====== Extracted material

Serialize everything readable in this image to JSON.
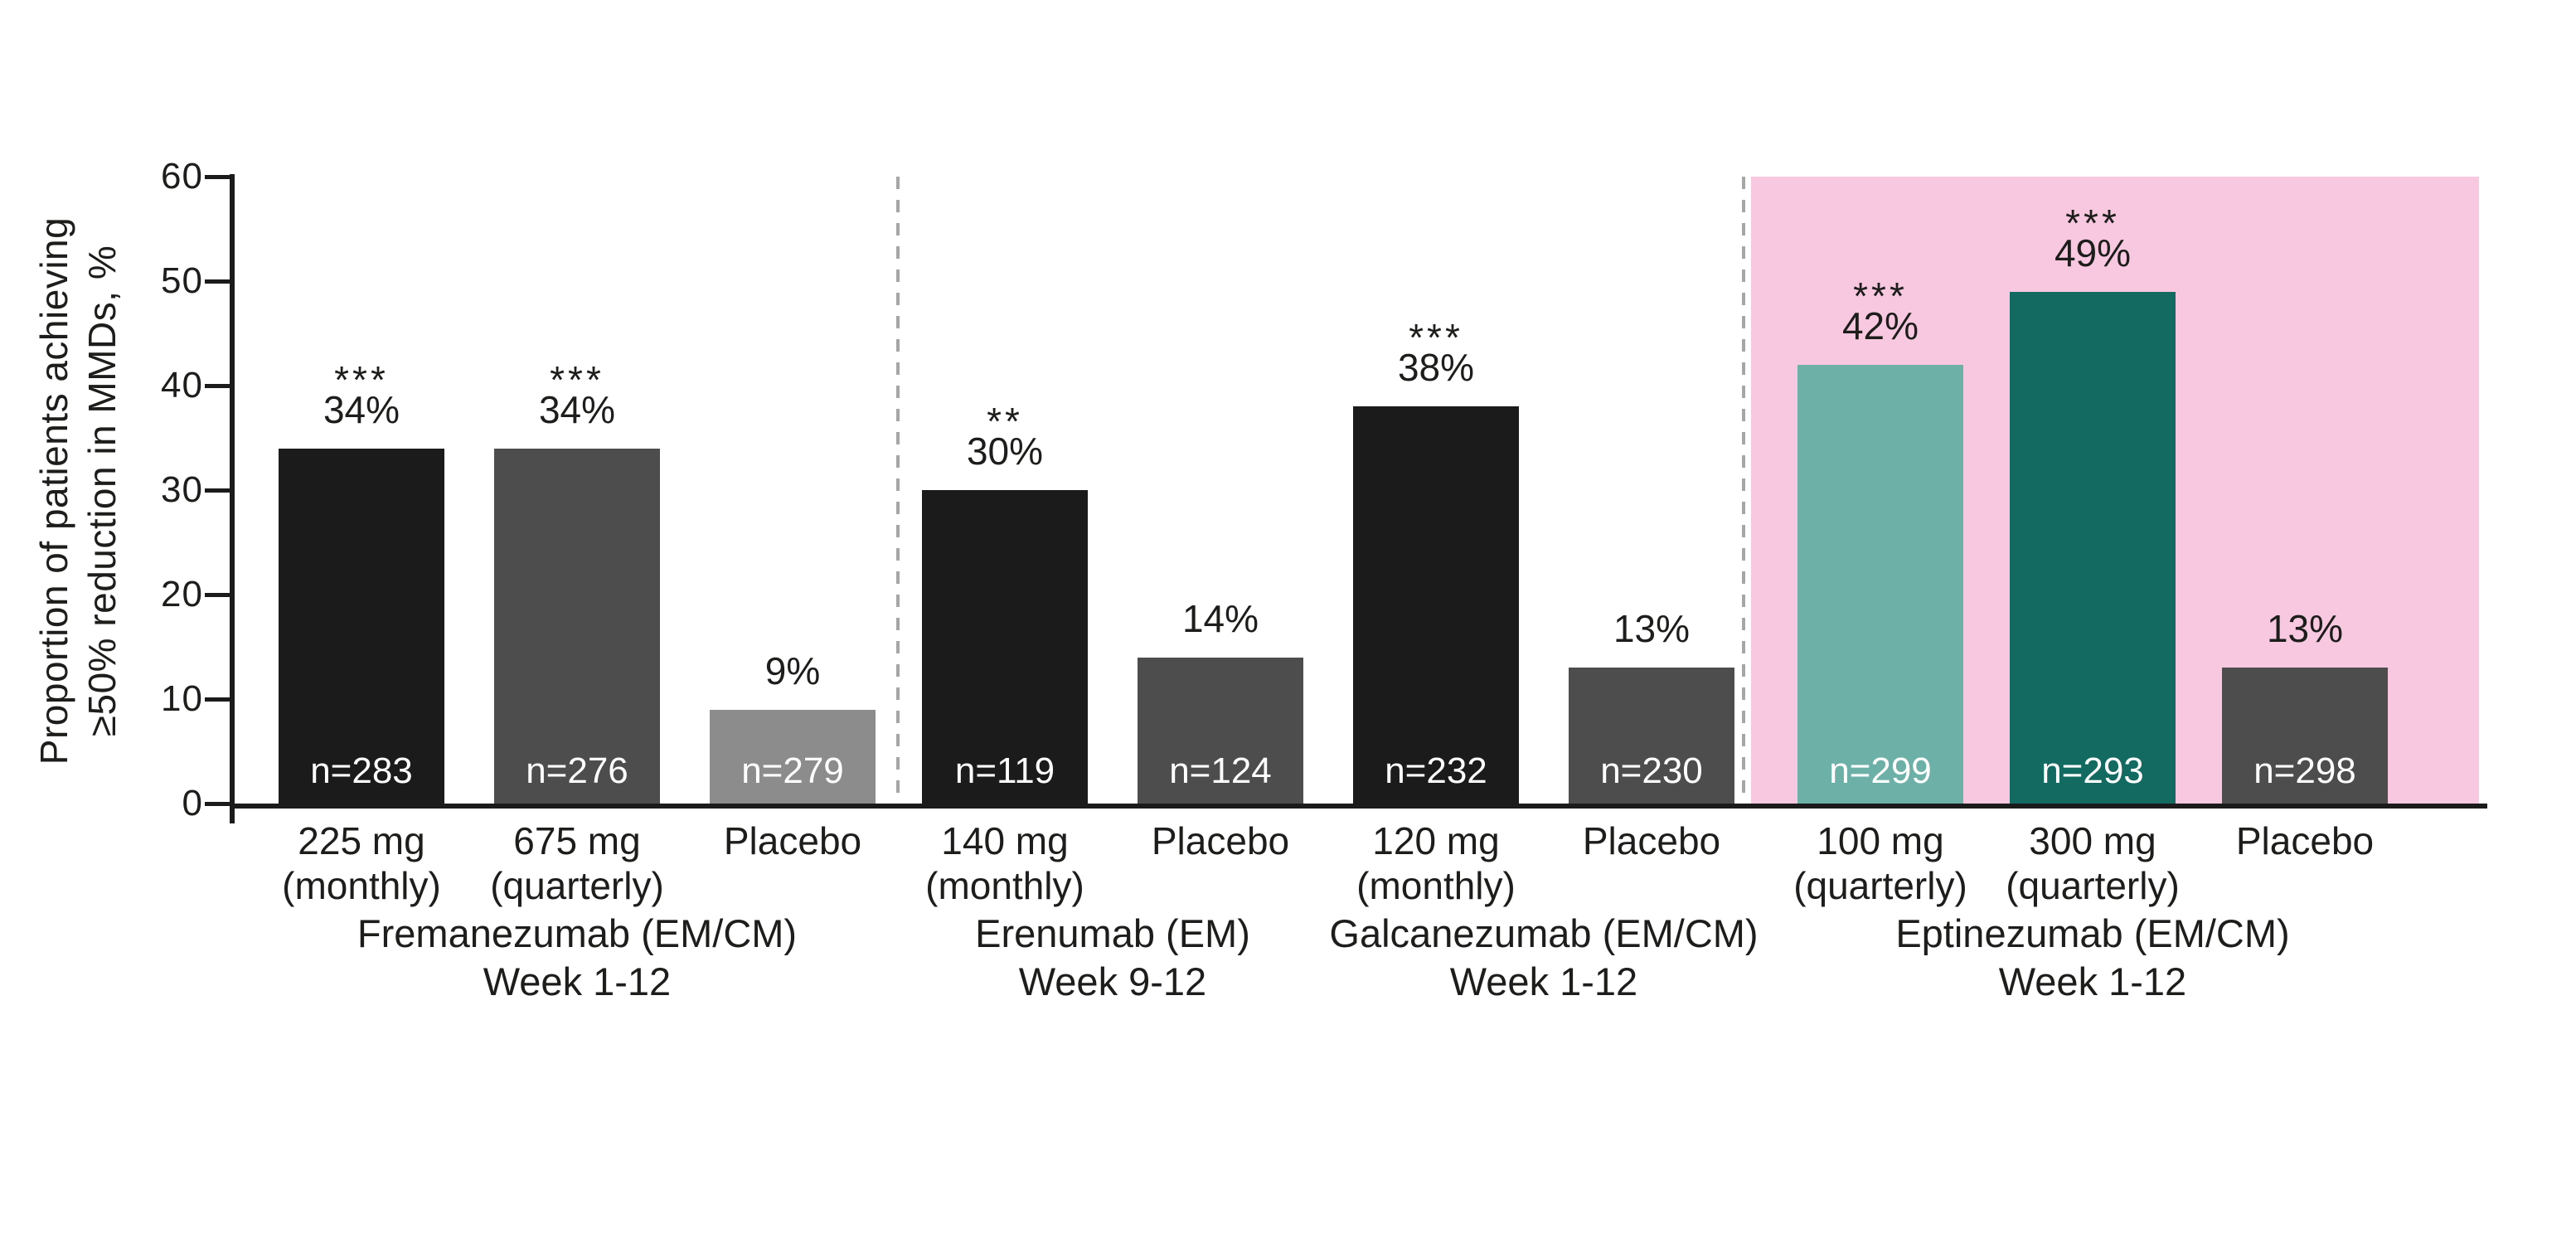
{
  "colors": {
    "bar_black": "#1b1b1b",
    "bar_dark_gray": "#4d4d4d",
    "bar_mid_gray": "#8c8c8c",
    "bar_teal_light": "#6cb0a8",
    "bar_teal_dark": "#136a60",
    "highlight_pink": "#f8c8e0",
    "divider_gray": "#a6a6a6",
    "axis_black": "#1b1b1b",
    "n_label_white": "#ffffff"
  },
  "y_axis": {
    "label_line1": "Proportion of patients achieving",
    "label_line2": "≥50% reduction in MMDs, %",
    "ticks": [
      "60",
      "50",
      "40",
      "30",
      "20",
      "10",
      "0"
    ]
  },
  "chart_data": {
    "type": "bar",
    "title": "",
    "ylabel": "Proportion of patients achieving ≥50% reduction in MMDs, %",
    "xlabel": "",
    "ylim": [
      0,
      60
    ],
    "yticks": [
      0,
      10,
      20,
      30,
      40,
      50,
      60
    ],
    "grid": false,
    "legend": "none",
    "groups": [
      {
        "name": "Fremanezumab (EM/CM)",
        "week": "Week 1-12",
        "highlighted": false,
        "bars": [
          {
            "label_line1": "225 mg",
            "label_line2": "(monthly)",
            "value": 34,
            "value_label": "34%",
            "sig": "***",
            "n_label": "n=283",
            "color_key": "bar_black"
          },
          {
            "label_line1": "675 mg",
            "label_line2": "(quarterly)",
            "value": 34,
            "value_label": "34%",
            "sig": "***",
            "n_label": "n=276",
            "color_key": "bar_dark_gray"
          },
          {
            "label_line1": "Placebo",
            "label_line2": "",
            "value": 9,
            "value_label": "9%",
            "sig": "",
            "n_label": "n=279",
            "color_key": "bar_mid_gray"
          }
        ]
      },
      {
        "name": "Erenumab (EM)",
        "week": "Week 9-12",
        "highlighted": false,
        "bars": [
          {
            "label_line1": "140 mg",
            "label_line2": "(monthly)",
            "value": 30,
            "value_label": "30%",
            "sig": "**",
            "n_label": "n=119",
            "color_key": "bar_black"
          },
          {
            "label_line1": "Placebo",
            "label_line2": "",
            "value": 14,
            "value_label": "14%",
            "sig": "",
            "n_label": "n=124",
            "color_key": "bar_dark_gray"
          }
        ]
      },
      {
        "name": "Galcanezumab (EM/CM)",
        "week": "Week 1-12",
        "highlighted": false,
        "bars": [
          {
            "label_line1": "120 mg",
            "label_line2": "(monthly)",
            "value": 38,
            "value_label": "38%",
            "sig": "***",
            "n_label": "n=232",
            "color_key": "bar_black"
          },
          {
            "label_line1": "Placebo",
            "label_line2": "",
            "value": 13,
            "value_label": "13%",
            "sig": "",
            "n_label": "n=230",
            "color_key": "bar_dark_gray"
          }
        ]
      },
      {
        "name": "Eptinezumab (EM/CM)",
        "week": "Week 1-12",
        "highlighted": true,
        "bars": [
          {
            "label_line1": "100 mg",
            "label_line2": "(quarterly)",
            "value": 42,
            "value_label": "42%",
            "sig": "***",
            "n_label": "n=299",
            "color_key": "bar_teal_light"
          },
          {
            "label_line1": "300 mg",
            "label_line2": "(quarterly)",
            "value": 49,
            "value_label": "49%",
            "sig": "***",
            "n_label": "n=293",
            "color_key": "bar_teal_dark"
          },
          {
            "label_line1": "Placebo",
            "label_line2": "",
            "value": 13,
            "value_label": "13%",
            "sig": "",
            "n_label": "n=298",
            "color_key": "bar_dark_gray"
          }
        ]
      }
    ]
  }
}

============

In the material, find each line with the word "Proportion" and list it.

> Answer box:
    "label_line1": "Proportion of patients achieving",
    "ylabel": "Proportion of patients achieving ≥50% reduction in MMDs, %",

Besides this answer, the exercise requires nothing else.